### EXERCISE DIRECTIONS
From the listing below, pull out the lines that hold "like".

### EXCERPTED DATA

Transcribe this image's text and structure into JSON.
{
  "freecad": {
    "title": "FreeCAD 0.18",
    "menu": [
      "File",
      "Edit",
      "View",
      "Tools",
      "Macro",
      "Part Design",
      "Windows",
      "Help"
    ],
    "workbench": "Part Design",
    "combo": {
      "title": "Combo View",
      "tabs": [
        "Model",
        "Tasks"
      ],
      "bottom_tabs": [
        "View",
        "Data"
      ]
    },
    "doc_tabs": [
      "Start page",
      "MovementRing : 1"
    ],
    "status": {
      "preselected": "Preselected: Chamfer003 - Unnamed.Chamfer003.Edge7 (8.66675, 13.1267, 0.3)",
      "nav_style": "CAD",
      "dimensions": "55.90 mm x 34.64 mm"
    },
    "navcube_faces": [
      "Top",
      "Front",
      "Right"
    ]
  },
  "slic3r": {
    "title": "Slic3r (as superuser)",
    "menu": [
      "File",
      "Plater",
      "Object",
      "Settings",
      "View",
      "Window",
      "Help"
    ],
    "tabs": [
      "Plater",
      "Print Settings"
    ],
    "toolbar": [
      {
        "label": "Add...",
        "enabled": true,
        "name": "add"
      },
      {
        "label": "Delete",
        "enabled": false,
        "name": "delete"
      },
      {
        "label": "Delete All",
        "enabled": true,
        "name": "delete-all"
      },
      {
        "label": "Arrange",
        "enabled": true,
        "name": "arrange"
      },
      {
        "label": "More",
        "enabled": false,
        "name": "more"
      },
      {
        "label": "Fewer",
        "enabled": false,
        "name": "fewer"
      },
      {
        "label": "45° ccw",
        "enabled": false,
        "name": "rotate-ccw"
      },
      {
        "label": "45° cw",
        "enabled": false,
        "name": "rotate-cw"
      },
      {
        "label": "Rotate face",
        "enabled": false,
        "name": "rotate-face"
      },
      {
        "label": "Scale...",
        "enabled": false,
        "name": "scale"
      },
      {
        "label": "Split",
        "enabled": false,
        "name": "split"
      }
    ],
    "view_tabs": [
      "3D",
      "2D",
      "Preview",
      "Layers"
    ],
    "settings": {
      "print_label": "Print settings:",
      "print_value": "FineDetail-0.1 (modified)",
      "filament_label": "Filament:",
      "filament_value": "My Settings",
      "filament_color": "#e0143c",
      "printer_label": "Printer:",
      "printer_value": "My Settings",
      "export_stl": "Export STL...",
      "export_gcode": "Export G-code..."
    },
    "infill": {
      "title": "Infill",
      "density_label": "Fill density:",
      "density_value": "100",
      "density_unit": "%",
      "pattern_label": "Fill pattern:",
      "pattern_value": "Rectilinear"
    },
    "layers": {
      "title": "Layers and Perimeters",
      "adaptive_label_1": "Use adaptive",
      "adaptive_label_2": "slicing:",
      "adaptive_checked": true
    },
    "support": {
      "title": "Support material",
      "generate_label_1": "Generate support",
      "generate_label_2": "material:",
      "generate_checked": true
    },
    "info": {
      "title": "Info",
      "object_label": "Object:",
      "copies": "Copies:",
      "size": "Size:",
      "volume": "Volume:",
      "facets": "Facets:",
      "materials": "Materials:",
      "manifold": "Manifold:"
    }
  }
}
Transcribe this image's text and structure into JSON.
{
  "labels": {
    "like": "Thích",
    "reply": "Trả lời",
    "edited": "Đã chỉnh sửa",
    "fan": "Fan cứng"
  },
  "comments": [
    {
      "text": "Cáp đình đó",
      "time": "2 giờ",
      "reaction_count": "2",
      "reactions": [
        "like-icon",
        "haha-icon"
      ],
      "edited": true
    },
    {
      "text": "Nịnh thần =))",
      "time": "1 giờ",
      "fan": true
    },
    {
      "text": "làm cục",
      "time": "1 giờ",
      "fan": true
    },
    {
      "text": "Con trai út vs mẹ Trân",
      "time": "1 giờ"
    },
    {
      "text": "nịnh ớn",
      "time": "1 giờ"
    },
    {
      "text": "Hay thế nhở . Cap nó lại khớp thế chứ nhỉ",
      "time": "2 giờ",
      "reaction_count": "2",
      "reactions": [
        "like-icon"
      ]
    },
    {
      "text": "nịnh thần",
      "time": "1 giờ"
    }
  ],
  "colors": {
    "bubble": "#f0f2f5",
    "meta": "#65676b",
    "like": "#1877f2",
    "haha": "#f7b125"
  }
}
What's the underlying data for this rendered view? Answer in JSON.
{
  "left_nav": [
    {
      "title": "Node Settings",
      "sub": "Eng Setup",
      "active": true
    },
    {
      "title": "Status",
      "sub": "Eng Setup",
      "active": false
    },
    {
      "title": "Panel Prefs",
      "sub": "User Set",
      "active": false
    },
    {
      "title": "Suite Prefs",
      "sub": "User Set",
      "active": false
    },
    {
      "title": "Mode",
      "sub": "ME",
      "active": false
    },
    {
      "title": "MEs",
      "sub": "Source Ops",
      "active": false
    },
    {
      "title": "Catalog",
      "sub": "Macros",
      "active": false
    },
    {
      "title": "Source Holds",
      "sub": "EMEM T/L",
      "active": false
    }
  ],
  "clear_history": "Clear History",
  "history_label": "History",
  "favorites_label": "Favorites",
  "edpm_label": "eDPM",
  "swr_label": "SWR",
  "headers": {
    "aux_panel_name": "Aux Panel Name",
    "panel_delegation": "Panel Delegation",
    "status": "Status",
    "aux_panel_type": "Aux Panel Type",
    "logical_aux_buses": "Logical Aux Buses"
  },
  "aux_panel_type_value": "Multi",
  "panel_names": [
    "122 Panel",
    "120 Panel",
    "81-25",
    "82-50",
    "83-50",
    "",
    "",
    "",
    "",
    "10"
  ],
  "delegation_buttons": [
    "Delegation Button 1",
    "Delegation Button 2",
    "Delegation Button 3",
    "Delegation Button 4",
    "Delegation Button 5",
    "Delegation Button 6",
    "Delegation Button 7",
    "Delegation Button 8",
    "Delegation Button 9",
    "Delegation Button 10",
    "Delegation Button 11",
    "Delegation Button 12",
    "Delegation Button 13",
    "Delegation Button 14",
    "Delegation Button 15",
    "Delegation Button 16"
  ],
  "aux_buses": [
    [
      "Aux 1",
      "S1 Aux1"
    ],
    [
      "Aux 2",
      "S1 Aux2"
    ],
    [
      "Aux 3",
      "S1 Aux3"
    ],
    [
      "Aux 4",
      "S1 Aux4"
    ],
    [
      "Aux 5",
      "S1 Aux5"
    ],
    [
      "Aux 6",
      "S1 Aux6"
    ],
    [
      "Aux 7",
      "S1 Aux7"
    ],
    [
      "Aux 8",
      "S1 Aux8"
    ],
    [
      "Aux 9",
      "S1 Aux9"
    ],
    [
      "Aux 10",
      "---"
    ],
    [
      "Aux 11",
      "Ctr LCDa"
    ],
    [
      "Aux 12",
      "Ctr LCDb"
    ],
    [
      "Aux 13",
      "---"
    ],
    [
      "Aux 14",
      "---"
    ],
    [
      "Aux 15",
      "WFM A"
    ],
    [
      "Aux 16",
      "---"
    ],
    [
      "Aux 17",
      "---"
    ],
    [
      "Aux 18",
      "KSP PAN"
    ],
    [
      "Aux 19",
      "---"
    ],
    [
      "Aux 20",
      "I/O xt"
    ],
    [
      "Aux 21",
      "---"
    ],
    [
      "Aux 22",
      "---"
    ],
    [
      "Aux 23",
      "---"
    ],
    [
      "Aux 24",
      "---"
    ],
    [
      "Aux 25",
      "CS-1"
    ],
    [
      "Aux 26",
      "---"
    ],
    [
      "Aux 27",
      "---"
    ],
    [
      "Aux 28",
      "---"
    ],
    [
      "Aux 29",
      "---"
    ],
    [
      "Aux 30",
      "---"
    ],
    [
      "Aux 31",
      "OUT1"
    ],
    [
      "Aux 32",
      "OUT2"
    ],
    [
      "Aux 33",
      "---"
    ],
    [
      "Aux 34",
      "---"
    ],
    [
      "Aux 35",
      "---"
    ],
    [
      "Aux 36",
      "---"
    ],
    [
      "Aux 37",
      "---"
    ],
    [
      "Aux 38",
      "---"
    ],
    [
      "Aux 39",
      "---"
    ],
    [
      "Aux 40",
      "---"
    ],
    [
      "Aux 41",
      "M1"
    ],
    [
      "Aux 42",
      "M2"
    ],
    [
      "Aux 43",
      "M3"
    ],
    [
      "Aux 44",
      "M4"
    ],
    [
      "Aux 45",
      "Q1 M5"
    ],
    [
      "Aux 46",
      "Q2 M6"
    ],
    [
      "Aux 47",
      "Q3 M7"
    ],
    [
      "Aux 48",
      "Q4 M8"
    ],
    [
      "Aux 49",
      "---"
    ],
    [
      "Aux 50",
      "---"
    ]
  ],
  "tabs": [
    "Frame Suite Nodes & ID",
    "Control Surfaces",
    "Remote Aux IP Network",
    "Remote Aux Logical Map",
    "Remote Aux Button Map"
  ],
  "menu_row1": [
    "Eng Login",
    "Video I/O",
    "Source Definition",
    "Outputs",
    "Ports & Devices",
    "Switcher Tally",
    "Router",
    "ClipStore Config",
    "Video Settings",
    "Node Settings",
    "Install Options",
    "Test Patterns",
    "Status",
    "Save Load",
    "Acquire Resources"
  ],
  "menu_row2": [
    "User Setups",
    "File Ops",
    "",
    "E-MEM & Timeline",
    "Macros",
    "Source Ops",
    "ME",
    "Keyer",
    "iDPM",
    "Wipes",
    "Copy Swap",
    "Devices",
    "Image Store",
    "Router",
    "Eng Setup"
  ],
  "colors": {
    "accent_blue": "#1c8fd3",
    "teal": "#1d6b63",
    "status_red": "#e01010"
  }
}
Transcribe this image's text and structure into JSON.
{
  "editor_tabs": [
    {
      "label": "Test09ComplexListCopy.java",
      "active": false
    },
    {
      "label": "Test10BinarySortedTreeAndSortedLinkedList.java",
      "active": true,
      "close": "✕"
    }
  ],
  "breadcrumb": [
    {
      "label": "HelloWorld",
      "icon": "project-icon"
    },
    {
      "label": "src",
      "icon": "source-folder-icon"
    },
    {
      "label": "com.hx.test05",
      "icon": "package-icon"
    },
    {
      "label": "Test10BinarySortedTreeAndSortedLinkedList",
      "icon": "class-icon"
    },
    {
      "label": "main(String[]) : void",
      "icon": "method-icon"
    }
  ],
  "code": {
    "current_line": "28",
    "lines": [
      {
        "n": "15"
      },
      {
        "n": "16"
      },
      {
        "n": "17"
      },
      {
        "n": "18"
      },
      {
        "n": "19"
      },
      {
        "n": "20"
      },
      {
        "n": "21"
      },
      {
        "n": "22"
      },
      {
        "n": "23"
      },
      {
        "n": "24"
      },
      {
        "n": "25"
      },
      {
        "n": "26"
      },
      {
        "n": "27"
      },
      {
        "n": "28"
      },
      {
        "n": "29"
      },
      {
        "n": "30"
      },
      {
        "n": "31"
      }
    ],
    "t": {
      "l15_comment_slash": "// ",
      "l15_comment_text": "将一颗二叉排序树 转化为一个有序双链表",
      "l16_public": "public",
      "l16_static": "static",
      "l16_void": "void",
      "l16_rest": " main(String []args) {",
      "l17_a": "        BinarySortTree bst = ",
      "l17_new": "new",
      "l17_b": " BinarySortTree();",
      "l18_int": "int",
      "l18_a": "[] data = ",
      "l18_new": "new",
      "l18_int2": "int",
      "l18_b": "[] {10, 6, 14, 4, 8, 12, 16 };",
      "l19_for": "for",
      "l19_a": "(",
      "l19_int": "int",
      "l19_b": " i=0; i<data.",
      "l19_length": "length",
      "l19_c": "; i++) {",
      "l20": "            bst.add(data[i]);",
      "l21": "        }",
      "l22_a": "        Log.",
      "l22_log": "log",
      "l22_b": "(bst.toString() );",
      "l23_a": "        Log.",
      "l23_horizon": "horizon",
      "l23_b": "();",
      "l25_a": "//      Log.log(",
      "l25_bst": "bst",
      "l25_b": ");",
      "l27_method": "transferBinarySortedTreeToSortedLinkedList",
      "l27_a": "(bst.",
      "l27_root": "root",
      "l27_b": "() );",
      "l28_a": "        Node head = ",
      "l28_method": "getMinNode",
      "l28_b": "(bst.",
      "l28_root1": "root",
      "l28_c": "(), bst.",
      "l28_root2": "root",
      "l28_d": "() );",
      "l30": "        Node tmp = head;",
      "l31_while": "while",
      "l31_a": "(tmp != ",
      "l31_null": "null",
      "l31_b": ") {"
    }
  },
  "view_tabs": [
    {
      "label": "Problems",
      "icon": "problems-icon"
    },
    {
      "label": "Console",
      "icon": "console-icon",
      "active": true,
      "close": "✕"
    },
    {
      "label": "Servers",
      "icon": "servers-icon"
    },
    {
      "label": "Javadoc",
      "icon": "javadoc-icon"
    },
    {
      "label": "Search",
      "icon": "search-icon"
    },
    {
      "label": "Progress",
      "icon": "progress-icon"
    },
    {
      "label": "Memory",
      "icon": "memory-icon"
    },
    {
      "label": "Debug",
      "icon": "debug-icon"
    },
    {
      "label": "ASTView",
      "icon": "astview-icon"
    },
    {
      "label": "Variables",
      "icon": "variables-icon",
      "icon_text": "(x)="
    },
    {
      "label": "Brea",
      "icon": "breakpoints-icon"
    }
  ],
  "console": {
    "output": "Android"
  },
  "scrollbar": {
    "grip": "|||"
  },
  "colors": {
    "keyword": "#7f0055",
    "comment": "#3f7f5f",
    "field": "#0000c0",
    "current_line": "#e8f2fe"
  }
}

### TASK OUTPUT
    "like": "Thích",
        "like-icon",
        "like-icon"
    "like": "#1877f2",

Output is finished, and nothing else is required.